(Records from a collection of figures)
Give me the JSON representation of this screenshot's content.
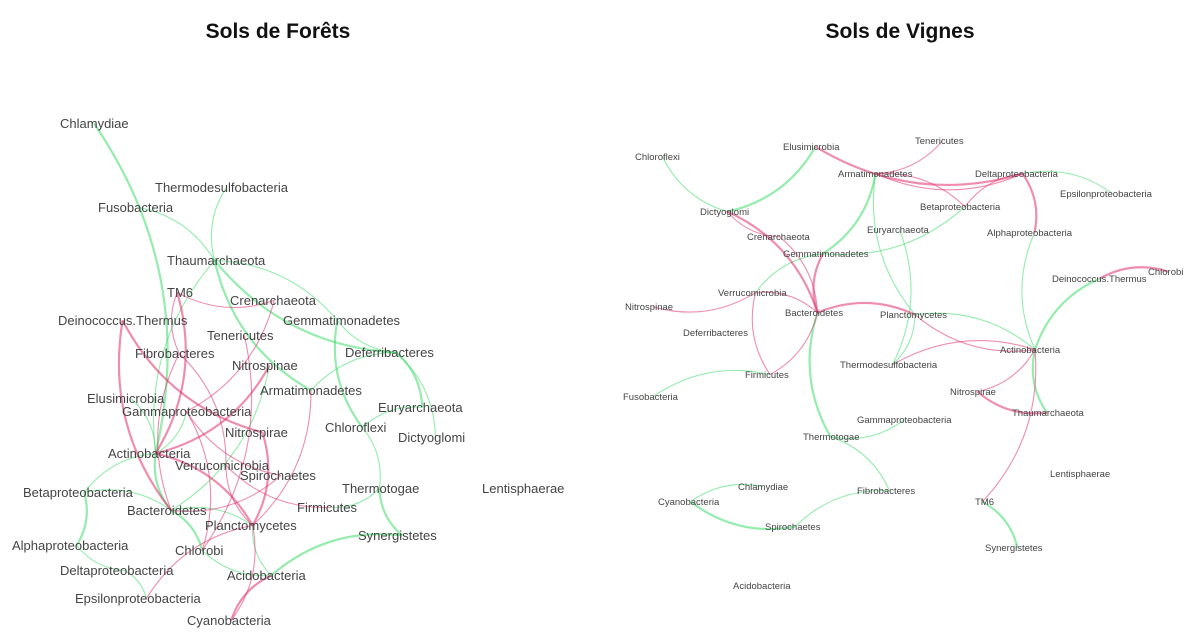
{
  "graphs": [
    {
      "title": "Sols de Forêts",
      "nodes": [
        "Chlamydiae",
        "Thermodesulfobacteria",
        "Fusobacteria",
        "Thaumarchaeota",
        "TM6",
        "Crenarchaeota",
        "Deinococcus.Thermus",
        "Gemmatimonadetes",
        "Tenericutes",
        "Fibrobacteres",
        "Deferribacteres",
        "Nitrospinae",
        "Armatimonadetes",
        "Elusimicrobia",
        "Gammaproteobacteria",
        "Euryarchaeota",
        "Chloroflexi",
        "Nitrospirae",
        "Dictyoglomi",
        "Actinobacteria",
        "Verrucomicrobia",
        "Spirochaetes",
        "Thermotogae",
        "Lentisphaerae",
        "Betaproteobacteria",
        "Bacteroidetes",
        "Firmicutes",
        "Planctomycetes",
        "Synergistetes",
        "Alphaproteobacteria",
        "Chlorobi",
        "Deltaproteobacteria",
        "Acidobacteria",
        "Epsilonproteobacteria",
        "Cyanobacteria"
      ]
    },
    {
      "title": "Sols de Vignes",
      "nodes": [
        "Tenericutes",
        "Chloroflexi",
        "Elusimicrobia",
        "Armatimonadetes",
        "Deltaproteobacteria",
        "Epsilonproteobacteria",
        "Betaproteobacteria",
        "Dictyoglomi",
        "Euryarchaeota",
        "Alphaproteobacteria",
        "Crenarchaeota",
        "Gemmatimonadetes",
        "Chlorobi",
        "Deinococcus.Thermus",
        "Verrucomicrobia",
        "Nitrospinae",
        "Bacteroidetes",
        "Planctomycetes",
        "Deferribacteres",
        "Actinobacteria",
        "Thermodesulfobacteria",
        "Firmicutes",
        "Nitrospirae",
        "Fusobacteria",
        "Thaumarchaeota",
        "Gammaproteobacteria",
        "Thermotogae",
        "Lentisphaerae",
        "Chlamydiae",
        "Fibrobacteres",
        "Cyanobacteria",
        "TM6",
        "Spirochaetes",
        "Synergistetes",
        "Acidobacteria"
      ]
    }
  ]
}
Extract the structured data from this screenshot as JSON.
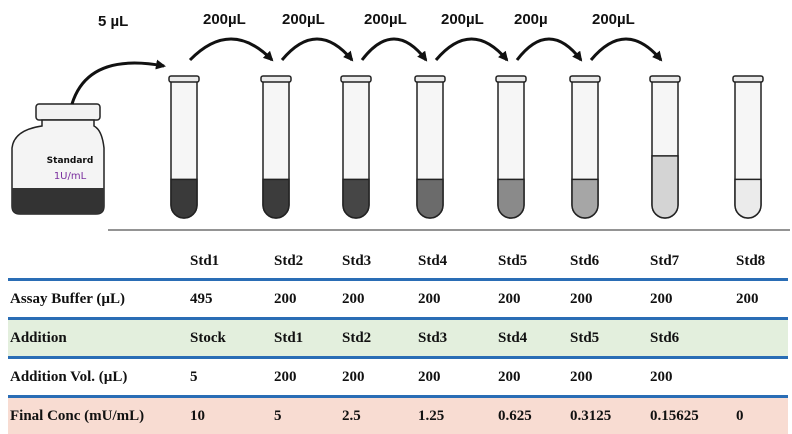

**Work required:**
Your copy should match the records above word for word, but without images.

**Result:**
Give me the JSON representation of this screenshot's content.
{
  "graphs": [
    {
      "title": "Sols de Forêts",
      "nodes": [
        "Chlamydiae",
        "Thermodesulfobacteria",
        "Fusobacteria",
        "Thaumarchaeota",
        "TM6",
        "Crenarchaeota",
        "Deinococcus.Thermus",
        "Gemmatimonadetes",
        "Tenericutes",
        "Fibrobacteres",
        "Deferribacteres",
        "Nitrospinae",
        "Armatimonadetes",
        "Elusimicrobia",
        "Gammaproteobacteria",
        "Euryarchaeota",
        "Chloroflexi",
        "Nitrospirae",
        "Dictyoglomi",
        "Actinobacteria",
        "Verrucomicrobia",
        "Spirochaetes",
        "Thermotogae",
        "Lentisphaerae",
        "Betaproteobacteria",
        "Bacteroidetes",
        "Firmicutes",
        "Planctomycetes",
        "Synergistetes",
        "Alphaproteobacteria",
        "Chlorobi",
        "Deltaproteobacteria",
        "Acidobacteria",
        "Epsilonproteobacteria",
        "Cyanobacteria"
      ]
    },
    {
      "title": "Sols de Vignes",
      "nodes": [
        "Tenericutes",
        "Chloroflexi",
        "Elusimicrobia",
        "Armatimonadetes",
        "Deltaproteobacteria",
        "Epsilonproteobacteria",
        "Betaproteobacteria",
        "Dictyoglomi",
        "Euryarchaeota",
        "Alphaproteobacteria",
        "Crenarchaeota",
        "Gemmatimonadetes",
        "Chlorobi",
        "Deinococcus.Thermus",
        "Verrucomicrobia",
        "Nitrospinae",
        "Bacteroidetes",
        "Planctomycetes",
        "Deferribacteres",
        "Actinobacteria",
        "Thermodesulfobacteria",
        "Firmicutes",
        "Nitrospirae",
        "Fusobacteria",
        "Thaumarchaeota",
        "Gammaproteobacteria",
        "Thermotogae",
        "Lentisphaerae",
        "Chlamydiae",
        "Fibrobacteres",
        "Cyanobacteria",
        "TM6",
        "Spirochaetes",
        "Synergistetes",
        "Acidobacteria"
      ]
    }
  ]
}
Extract the structured data from this screenshot as JSON.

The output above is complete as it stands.